[Begin Excerpted records]

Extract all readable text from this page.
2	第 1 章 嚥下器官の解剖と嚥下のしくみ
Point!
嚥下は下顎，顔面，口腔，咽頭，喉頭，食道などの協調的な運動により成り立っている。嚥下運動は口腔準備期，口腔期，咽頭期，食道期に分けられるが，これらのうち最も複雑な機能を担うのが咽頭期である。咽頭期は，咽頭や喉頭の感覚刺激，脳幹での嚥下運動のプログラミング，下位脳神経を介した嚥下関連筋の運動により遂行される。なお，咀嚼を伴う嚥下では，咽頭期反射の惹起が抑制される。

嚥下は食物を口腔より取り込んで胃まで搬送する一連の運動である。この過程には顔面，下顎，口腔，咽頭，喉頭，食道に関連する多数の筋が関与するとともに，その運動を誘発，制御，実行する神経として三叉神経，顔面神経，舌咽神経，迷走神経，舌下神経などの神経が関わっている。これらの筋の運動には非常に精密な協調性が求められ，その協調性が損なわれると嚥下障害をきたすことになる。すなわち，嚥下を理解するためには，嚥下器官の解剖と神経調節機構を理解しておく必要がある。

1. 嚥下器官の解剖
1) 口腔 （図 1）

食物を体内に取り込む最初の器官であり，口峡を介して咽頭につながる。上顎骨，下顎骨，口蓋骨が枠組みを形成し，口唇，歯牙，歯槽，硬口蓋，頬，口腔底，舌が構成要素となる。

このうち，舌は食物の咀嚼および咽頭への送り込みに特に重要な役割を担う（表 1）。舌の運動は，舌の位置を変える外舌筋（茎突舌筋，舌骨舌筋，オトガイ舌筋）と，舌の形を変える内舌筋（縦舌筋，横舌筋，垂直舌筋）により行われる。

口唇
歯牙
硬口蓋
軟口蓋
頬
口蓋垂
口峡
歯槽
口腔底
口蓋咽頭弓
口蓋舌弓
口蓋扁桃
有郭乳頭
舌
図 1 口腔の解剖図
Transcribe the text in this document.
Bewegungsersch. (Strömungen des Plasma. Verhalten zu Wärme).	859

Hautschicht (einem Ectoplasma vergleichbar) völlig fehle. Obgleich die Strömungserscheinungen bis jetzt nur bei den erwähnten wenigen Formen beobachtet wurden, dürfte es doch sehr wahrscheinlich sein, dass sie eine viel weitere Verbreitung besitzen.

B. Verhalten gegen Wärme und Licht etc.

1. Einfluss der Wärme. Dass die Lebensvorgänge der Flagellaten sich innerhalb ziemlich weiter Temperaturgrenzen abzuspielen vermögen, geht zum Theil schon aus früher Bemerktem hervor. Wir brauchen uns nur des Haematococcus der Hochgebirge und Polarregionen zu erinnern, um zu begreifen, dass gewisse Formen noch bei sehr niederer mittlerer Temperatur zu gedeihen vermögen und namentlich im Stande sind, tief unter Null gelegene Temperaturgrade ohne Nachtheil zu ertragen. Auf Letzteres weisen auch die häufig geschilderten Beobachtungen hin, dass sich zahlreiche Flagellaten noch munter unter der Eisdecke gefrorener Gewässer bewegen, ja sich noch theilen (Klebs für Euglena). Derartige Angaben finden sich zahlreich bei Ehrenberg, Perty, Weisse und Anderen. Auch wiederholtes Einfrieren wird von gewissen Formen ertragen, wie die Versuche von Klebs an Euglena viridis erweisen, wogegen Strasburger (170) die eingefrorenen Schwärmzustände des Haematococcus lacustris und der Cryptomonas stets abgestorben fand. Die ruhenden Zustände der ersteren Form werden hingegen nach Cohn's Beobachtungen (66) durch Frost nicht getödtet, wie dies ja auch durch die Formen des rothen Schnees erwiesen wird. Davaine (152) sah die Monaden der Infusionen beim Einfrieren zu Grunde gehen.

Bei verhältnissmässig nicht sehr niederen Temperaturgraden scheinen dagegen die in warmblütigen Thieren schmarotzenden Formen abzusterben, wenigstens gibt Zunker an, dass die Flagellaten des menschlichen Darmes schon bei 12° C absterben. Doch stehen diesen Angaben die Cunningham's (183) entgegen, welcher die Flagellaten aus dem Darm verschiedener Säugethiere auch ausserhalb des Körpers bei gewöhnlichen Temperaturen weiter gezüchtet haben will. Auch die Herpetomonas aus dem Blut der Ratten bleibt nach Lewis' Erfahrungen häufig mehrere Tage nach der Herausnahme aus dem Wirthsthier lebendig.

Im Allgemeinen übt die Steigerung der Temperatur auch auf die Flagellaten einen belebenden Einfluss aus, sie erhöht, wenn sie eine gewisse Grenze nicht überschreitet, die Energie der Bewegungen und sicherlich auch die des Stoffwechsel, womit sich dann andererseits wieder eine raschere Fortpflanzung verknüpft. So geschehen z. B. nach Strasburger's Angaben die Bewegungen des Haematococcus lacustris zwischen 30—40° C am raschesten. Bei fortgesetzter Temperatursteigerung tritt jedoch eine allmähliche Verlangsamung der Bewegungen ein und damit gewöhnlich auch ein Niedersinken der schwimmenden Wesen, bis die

[End Excerpted records]

Given instruction:
In the records above, find each line holding "this" and copy it.

Exercise output:
Extract all readable text from this page.
Transcribe the text in this document.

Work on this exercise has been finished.